Paul Walsh Field
- Interactive map of Paul Walsh Field
- Location: Parker Street and Hunter Street, New Bedford, Massachusetts, US
- Coordinates: 41°38′32″N 70°56′48″W﻿ / ﻿41.642273°N 70.946751°W

Tenant
- New Bedford Bay Sox (NECBL) (2009–2019)

= Paul Walsh Field =

Sports facility in Massachusetts, US

Paul Walsh Field is a multi-purpose sports facility located in New Bedford, Massachusetts, United States. The field is part of the athletic facilities of nearby New Bedford High School. Its primary use is for baseball. Specifically, it served as the former home of the New Bedford Bay Sox of the New England Collegiate Baseball League, a collegiate summer baseball league. The Bay Sox hold a non-exclusive contract for usage of the field, allowing for interscholastic sporting events to continue to be played at the facility.

DATA RECORDS:
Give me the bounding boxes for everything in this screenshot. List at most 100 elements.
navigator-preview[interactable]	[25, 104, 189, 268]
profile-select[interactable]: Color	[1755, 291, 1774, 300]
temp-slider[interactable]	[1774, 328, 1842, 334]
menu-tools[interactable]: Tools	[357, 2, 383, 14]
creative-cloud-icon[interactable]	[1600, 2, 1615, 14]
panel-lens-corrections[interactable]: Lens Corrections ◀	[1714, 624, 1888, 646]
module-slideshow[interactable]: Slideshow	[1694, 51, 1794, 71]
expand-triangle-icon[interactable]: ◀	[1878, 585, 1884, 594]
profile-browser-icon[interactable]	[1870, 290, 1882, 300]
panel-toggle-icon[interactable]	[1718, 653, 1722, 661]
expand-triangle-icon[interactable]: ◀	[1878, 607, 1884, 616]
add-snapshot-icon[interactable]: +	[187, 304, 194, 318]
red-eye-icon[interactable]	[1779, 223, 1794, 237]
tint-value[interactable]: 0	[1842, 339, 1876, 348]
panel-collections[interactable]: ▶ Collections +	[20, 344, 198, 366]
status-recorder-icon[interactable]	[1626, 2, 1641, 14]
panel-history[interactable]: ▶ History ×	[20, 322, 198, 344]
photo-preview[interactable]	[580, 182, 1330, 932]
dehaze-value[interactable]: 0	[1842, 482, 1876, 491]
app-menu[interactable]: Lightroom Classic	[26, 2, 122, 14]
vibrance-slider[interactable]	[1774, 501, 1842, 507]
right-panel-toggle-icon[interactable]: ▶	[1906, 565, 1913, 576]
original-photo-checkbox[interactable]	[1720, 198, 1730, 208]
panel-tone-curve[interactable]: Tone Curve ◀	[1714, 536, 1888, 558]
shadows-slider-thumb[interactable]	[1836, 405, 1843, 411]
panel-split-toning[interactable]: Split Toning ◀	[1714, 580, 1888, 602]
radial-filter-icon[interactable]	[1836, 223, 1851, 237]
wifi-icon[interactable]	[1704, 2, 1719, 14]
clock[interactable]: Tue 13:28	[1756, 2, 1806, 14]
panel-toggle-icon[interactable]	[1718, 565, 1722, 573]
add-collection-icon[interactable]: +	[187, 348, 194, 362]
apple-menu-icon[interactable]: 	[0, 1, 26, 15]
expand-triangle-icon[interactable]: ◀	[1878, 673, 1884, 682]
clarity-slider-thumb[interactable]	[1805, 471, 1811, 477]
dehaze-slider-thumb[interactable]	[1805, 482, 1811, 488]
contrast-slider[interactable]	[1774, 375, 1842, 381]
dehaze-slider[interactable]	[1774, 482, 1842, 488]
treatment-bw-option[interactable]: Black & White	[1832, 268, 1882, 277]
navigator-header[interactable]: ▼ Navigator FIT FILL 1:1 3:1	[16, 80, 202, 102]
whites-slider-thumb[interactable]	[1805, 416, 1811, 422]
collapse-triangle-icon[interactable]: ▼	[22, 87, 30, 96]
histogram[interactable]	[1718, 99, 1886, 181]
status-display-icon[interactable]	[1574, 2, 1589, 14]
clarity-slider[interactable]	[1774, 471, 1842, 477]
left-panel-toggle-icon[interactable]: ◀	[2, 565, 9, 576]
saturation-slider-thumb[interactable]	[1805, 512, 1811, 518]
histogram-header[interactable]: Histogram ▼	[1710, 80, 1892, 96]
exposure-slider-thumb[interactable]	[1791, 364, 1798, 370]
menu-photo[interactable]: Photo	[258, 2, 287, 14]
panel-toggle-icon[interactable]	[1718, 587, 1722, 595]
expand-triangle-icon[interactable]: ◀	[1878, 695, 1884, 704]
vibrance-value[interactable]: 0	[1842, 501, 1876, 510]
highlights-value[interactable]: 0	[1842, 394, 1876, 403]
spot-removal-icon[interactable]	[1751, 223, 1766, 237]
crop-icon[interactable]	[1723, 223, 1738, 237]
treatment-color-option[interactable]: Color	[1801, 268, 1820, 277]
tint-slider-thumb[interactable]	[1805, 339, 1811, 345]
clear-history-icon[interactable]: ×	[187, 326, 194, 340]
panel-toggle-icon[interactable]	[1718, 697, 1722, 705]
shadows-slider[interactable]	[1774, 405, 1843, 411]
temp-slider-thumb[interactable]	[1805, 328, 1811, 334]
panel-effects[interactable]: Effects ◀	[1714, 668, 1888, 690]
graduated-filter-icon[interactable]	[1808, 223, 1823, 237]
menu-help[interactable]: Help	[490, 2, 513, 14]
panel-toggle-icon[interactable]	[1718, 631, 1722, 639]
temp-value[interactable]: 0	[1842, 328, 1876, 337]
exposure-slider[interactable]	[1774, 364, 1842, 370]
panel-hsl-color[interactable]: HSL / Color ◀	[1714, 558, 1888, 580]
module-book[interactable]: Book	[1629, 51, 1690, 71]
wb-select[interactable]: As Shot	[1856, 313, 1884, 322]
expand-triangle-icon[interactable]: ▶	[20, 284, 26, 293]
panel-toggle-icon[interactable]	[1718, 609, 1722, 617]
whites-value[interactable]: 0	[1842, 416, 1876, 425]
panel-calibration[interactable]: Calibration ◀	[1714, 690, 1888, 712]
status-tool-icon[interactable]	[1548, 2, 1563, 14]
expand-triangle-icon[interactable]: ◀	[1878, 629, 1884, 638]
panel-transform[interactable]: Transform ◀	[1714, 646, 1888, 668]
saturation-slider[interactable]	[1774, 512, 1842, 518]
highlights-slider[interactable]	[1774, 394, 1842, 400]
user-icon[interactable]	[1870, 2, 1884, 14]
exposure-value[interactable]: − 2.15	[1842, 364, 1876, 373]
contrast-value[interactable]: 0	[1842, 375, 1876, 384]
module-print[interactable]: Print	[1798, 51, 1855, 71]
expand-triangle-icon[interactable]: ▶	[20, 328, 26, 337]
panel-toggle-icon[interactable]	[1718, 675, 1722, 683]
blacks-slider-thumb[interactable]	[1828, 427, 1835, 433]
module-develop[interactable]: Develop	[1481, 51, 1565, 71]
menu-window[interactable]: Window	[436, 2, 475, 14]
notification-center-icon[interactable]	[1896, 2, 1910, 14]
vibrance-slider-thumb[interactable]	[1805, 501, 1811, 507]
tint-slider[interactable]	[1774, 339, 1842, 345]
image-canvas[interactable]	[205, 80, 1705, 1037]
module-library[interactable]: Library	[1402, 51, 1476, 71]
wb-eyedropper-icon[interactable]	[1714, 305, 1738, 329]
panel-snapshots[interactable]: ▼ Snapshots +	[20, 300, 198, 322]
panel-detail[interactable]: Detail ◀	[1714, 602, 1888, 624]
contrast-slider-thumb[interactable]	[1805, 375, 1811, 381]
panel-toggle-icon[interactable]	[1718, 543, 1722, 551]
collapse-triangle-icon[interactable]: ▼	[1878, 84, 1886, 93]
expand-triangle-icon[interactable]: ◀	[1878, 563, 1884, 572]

ACTIONS TO TAKE:
**1.** Return everything in the Paul Walsh Field text from "Paul Walsh Field is" down to "at the facility.", copied exactly.
**2.** Using the Paul Walsh Field text, explain why interscholastic sporting events can still be played at the field.

ANSWERS FOR THE TASKS:
**1.**
Paul Walsh Field is a multi-purpose sports facility located in New Bedford, Massachusetts, United States. The field is part of the athletic facilities of nearby New Bedford High School. Its primary use is for baseball. Specifically, it served as the former home of the New Bedford Bay Sox of the New England Collegiate Baseball League, a collegiate summer baseball league. The Bay Sox hold a non-exclusive contract for usage of the field, allowing for interscholastic sporting events to continue to be played at the facility.

**2.** The Bay Sox hold a non-exclusive contract for usage of the field. Because the contract is not exclusive, interscholastic sporting events can continue to be played at the facility.